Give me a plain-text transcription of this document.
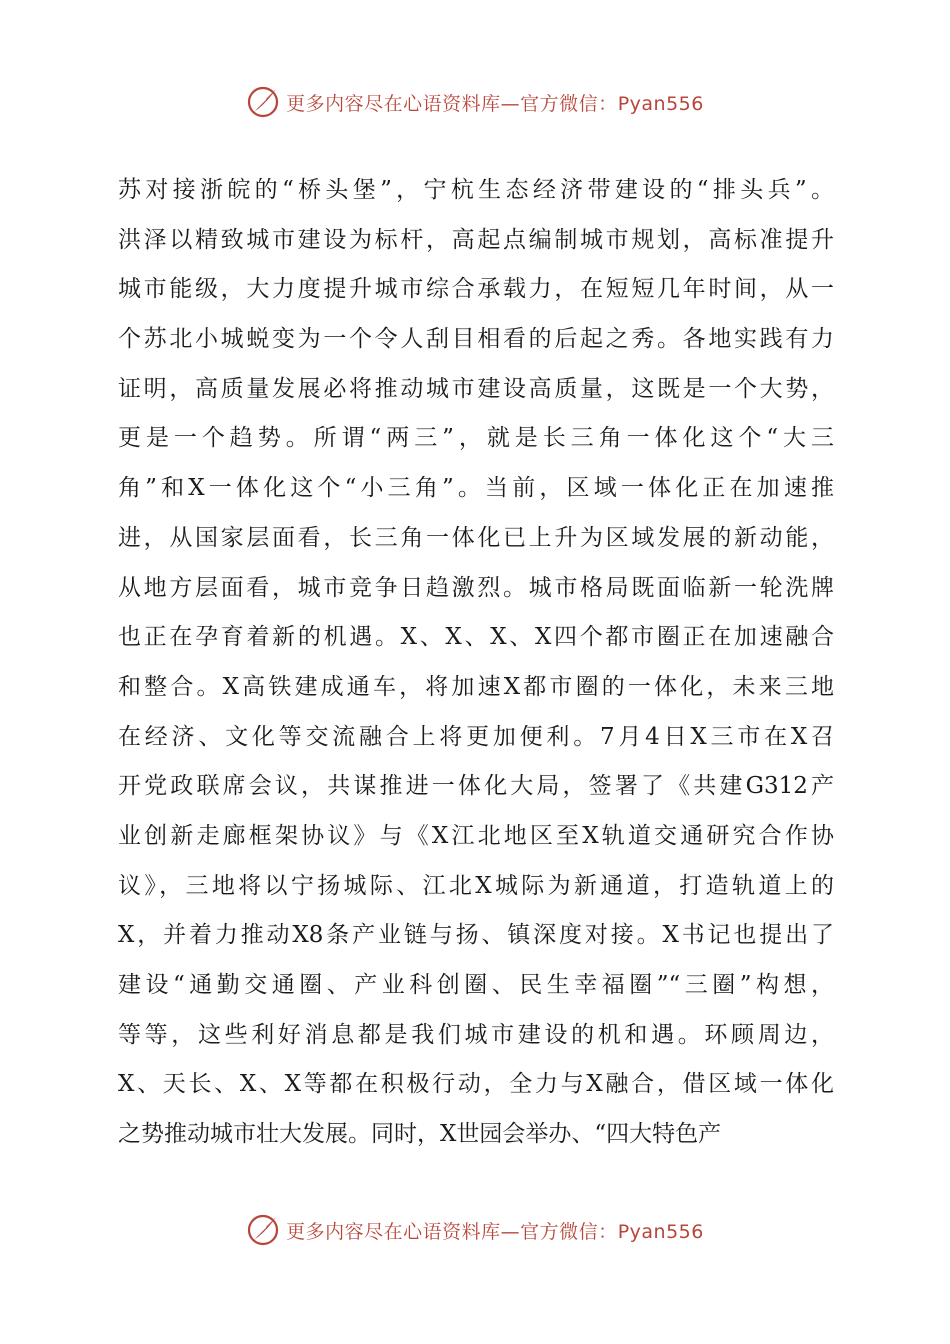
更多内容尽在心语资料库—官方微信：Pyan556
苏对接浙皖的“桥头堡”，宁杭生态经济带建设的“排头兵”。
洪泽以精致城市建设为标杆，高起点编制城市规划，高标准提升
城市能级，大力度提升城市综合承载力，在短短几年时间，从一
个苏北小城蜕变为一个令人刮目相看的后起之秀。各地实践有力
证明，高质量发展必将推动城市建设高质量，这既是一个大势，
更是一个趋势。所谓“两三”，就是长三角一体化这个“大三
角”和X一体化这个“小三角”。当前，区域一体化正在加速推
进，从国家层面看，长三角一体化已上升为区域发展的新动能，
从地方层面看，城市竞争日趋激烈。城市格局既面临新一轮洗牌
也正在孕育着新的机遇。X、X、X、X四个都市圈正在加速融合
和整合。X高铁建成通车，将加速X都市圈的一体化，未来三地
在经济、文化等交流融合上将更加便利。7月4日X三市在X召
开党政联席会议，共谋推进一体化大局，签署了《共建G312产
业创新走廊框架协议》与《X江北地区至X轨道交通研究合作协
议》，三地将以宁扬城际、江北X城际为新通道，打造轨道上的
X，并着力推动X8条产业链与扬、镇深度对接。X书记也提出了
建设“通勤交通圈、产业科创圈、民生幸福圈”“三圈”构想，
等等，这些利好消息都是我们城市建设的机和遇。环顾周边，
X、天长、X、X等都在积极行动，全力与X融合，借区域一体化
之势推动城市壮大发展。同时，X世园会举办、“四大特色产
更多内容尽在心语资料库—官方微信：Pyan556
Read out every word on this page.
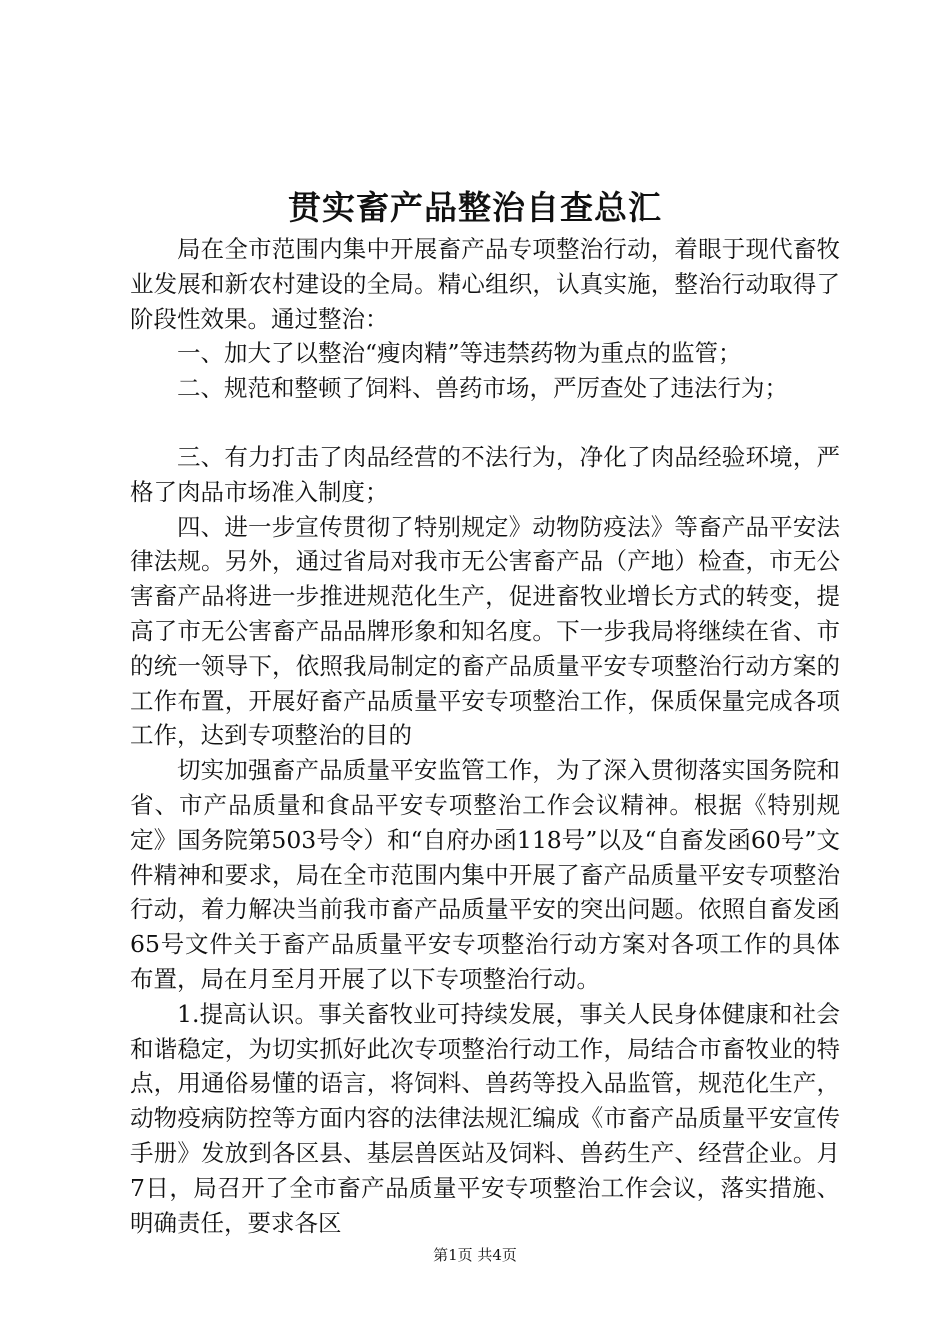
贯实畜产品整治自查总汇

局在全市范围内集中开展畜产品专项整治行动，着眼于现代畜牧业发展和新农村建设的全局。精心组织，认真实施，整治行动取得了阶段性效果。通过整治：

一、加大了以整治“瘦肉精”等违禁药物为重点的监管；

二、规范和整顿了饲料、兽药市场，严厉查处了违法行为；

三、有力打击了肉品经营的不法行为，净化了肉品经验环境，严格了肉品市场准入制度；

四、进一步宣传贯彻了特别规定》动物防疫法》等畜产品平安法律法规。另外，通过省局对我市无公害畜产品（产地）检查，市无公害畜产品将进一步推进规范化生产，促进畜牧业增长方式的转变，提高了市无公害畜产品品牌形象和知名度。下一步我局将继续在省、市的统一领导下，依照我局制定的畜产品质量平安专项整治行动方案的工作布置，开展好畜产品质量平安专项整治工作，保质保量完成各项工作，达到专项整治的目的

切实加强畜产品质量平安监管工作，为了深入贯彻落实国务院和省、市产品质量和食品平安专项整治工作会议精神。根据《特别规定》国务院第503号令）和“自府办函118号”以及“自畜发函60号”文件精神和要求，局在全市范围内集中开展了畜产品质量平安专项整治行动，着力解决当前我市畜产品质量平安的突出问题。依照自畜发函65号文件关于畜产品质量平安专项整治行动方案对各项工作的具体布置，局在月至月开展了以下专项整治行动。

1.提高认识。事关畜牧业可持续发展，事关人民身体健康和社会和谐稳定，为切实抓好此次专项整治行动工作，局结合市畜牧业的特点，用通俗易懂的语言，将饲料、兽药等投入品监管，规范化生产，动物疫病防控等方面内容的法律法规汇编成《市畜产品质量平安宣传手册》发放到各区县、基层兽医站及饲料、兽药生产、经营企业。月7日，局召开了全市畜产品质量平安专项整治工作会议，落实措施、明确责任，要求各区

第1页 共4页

- _Problem to solve_
Leave the pictures out and print the records above exactly as they stand.

- _Task response_
Give me a plain-text transcription of this document.
更多内容尽在心语资料库—官方微信：Pyan556
苏对接浙皖的“桥头堡”，宁杭生态经济带建设的“排头兵”。
洪泽以精致城市建设为标杆，高起点编制城市规划，高标准提升
城市能级，大力度提升城市综合承载力，在短短几年时间，从一
个苏北小城蜕变为一个令人刮目相看的后起之秀。各地实践有力
证明，高质量发展必将推动城市建设高质量，这既是一个大势，
更是一个趋势。所谓“两三”，就是长三角一体化这个“大三
角”和X一体化这个“小三角”。当前，区域一体化正在加速推
进，从国家层面看，长三角一体化已上升为区域发展的新动能，
从地方层面看，城市竞争日趋激烈。城市格局既面临新一轮洗牌
也正在孕育着新的机遇。X、X、X、X四个都市圈正在加速融合
和整合。X高铁建成通车，将加速X都市圈的一体化，未来三地
在经济、文化等交流融合上将更加便利。7月4日X三市在X召
开党政联席会议，共谋推进一体化大局，签署了《共建G312产
业创新走廊框架协议》与《X江北地区至X轨道交通研究合作协
议》，三地将以宁扬城际、江北X城际为新通道，打造轨道上的
X，并着力推动X8条产业链与扬、镇深度对接。X书记也提出了
建设“通勤交通圈、产业科创圈、民生幸福圈”“三圈”构想，
等等，这些利好消息都是我们城市建设的机和遇。环顾周边，
X、天长、X、X等都在积极行动，全力与X融合，借区域一体化
之势推动城市壮大发展。同时，X世园会举办、“四大特色产
更多内容尽在心语资料库—官方微信：Pyan556
Read out every word on this page.
贯实畜产品整治自查总汇

局在全市范围内集中开展畜产品专项整治行动，着眼于现代畜牧业发展和新农村建设的全局。精心组织，认真实施，整治行动取得了阶段性效果。通过整治：

一、加大了以整治“瘦肉精”等违禁药物为重点的监管；

二、规范和整顿了饲料、兽药市场，严厉查处了违法行为；

三、有力打击了肉品经营的不法行为，净化了肉品经验环境，严格了肉品市场准入制度；

四、进一步宣传贯彻了特别规定》动物防疫法》等畜产品平安法律法规。另外，通过省局对我市无公害畜产品（产地）检查，市无公害畜产品将进一步推进规范化生产，促进畜牧业增长方式的转变，提高了市无公害畜产品品牌形象和知名度。下一步我局将继续在省、市的统一领导下，依照我局制定的畜产品质量平安专项整治行动方案的工作布置，开展好畜产品质量平安专项整治工作，保质保量完成各项工作，达到专项整治的目的

切实加强畜产品质量平安监管工作，为了深入贯彻落实国务院和省、市产品质量和食品平安专项整治工作会议精神。根据《特别规定》国务院第503号令）和“自府办函118号”以及“自畜发函60号”文件精神和要求，局在全市范围内集中开展了畜产品质量平安专项整治行动，着力解决当前我市畜产品质量平安的突出问题。依照自畜发函65号文件关于畜产品质量平安专项整治行动方案对各项工作的具体布置，局在月至月开展了以下专项整治行动。

1.提高认识。事关畜牧业可持续发展，事关人民身体健康和社会和谐稳定，为切实抓好此次专项整治行动工作，局结合市畜牧业的特点，用通俗易懂的语言，将饲料、兽药等投入品监管，规范化生产，动物疫病防控等方面内容的法律法规汇编成《市畜产品质量平安宣传手册》发放到各区县、基层兽医站及饲料、兽药生产、经营企业。月7日，局召开了全市畜产品质量平安专项整治工作会议，落实措施、明确责任，要求各区

第1页 共4页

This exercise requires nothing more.